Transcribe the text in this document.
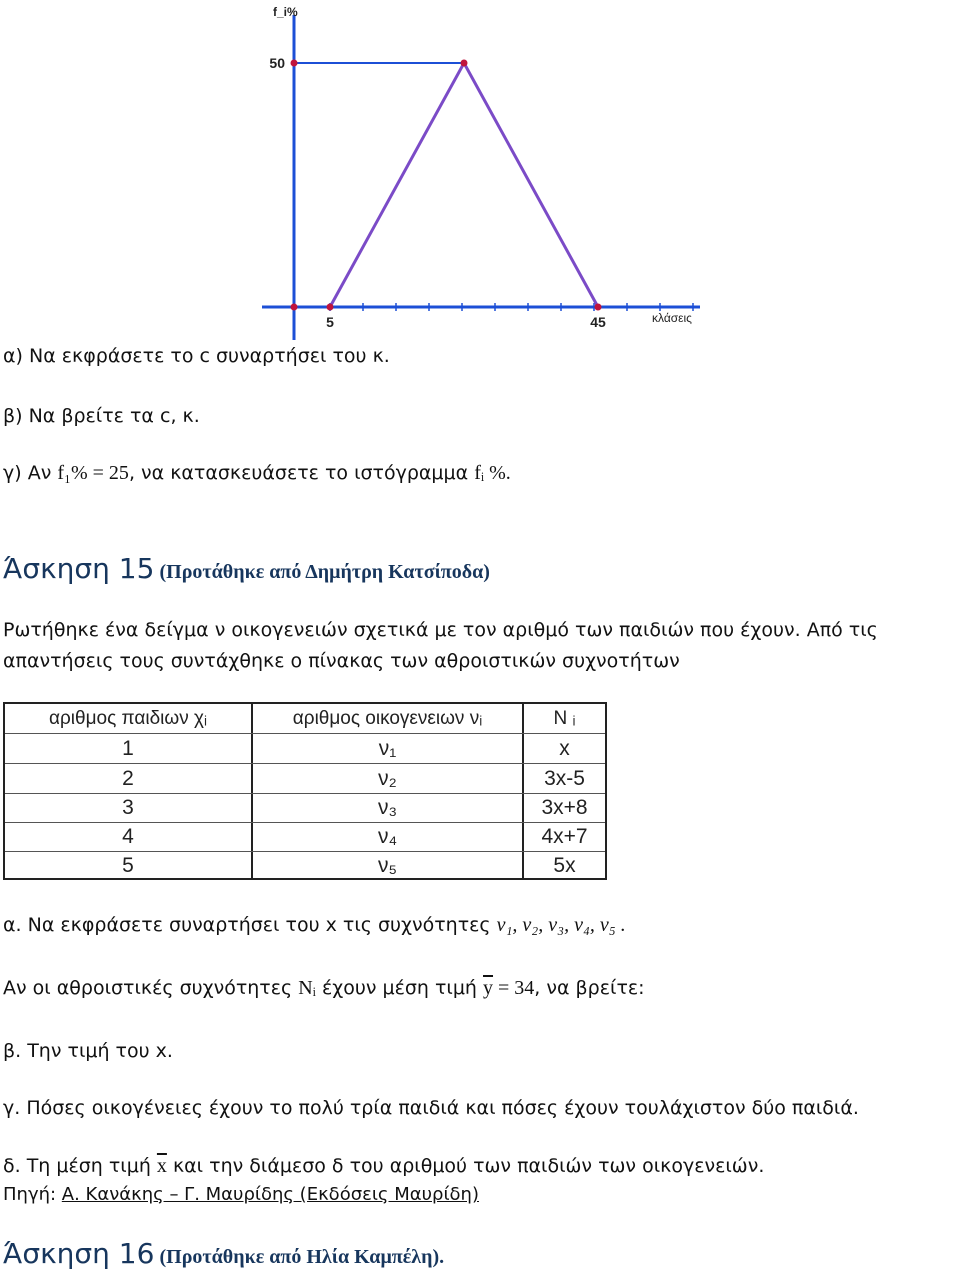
5	45
50
κλάσεις
f_i%
α) Να εκφράσετε το c συναρτήσει του κ.
β) Να βρείτε τα c, κ.
γ) Αν f₁% = 25, να κατασκευάσετε το ιστόγραμμα fᵢ %.
Άσκηση 15 (Προτάθηκε από Δημήτρη Κατσίποδα)
Ρωτήθηκε ένα δείγμα ν οικογενειών σχετικά με τον αριθμό των παιδιών που έχουν. Από τις
απαντήσεις τους συντάχθηκε ο πίνακας των αθροιστικών συχνοτήτων
αριθμος παιδιων χᵢ	αριθμος οικογενειων νᵢ	N ᵢ
1	ν₁	x
2	ν₂	3x-5
3	ν₃	3x+8
4	ν₄	4x+7
5	ν₅	5x
α. Να εκφράσετε συναρτήσει του x τις συχνότητες ν₁, ν₂, ν₃, ν₄, ν₅ .
Αν οι αθροιστικές συχνότητες Nᵢ έχουν μέση τιμή $\overline{y} = 34$, να βρείτε:
β. Την τιμή του x.
γ. Πόσες οικογένειες έχουν το πολύ τρία παιδιά και πόσες έχουν τουλάχιστον δύο παιδιά.
δ. Τη μέση τιμή $\overline{x}$ και την διάμεσο δ του αριθμού των παιδιών των οικογενειών.
Πηγή: Α. Κανάκης – Γ. Μαυρίδης (Εκδόσεις Μαυρίδη)
Άσκηση 16 (Προτάθηκε από Ηλία Καμπέλη).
────────
Work instructions:
Reproduce the listing word for word and omit its pictures.

Worked solution:
Transcribe the text in this document.
5	45
50
κλάσεις
f_i%
α) Να εκφράσετε το c συναρτήσει του κ.
β) Να βρείτε τα c, κ.
γ) Αν f₁% = 25, να κατασκευάσετε το ιστόγραμμα fᵢ %.
Άσκηση 15 (Προτάθηκε από Δημήτρη Κατσίποδα)
Ρωτήθηκε ένα δείγμα ν οικογενειών σχετικά με τον αριθμό των παιδιών που έχουν. Από τις
απαντήσεις τους συντάχθηκε ο πίνακας των αθροιστικών συχνοτήτων
αριθμος παιδιων χᵢ	αριθμος οικογενειων νᵢ	N ᵢ
1	ν₁	x
2	ν₂	3x-5
3	ν₃	3x+8
4	ν₄	4x+7
5	ν₅	5x
α. Να εκφράσετε συναρτήσει του x τις συχνότητες ν₁, ν₂, ν₃, ν₄, ν₅ .
Αν οι αθροιστικές συχνότητες Nᵢ έχουν μέση τιμή $\overline{y} = 34$, να βρείτε:
β. Την τιμή του x.
γ. Πόσες οικογένειες έχουν το πολύ τρία παιδιά και πόσες έχουν τουλάχιστον δύο παιδιά.
δ. Τη μέση τιμή $\overline{x}$ και την διάμεσο δ του αριθμού των παιδιών των οικογενειών.
Πηγή: Α. Κανάκης – Γ. Μαυρίδης (Εκδόσεις Μαυρίδη)
Άσκηση 16 (Προτάθηκε από Ηλία Καμπέλη).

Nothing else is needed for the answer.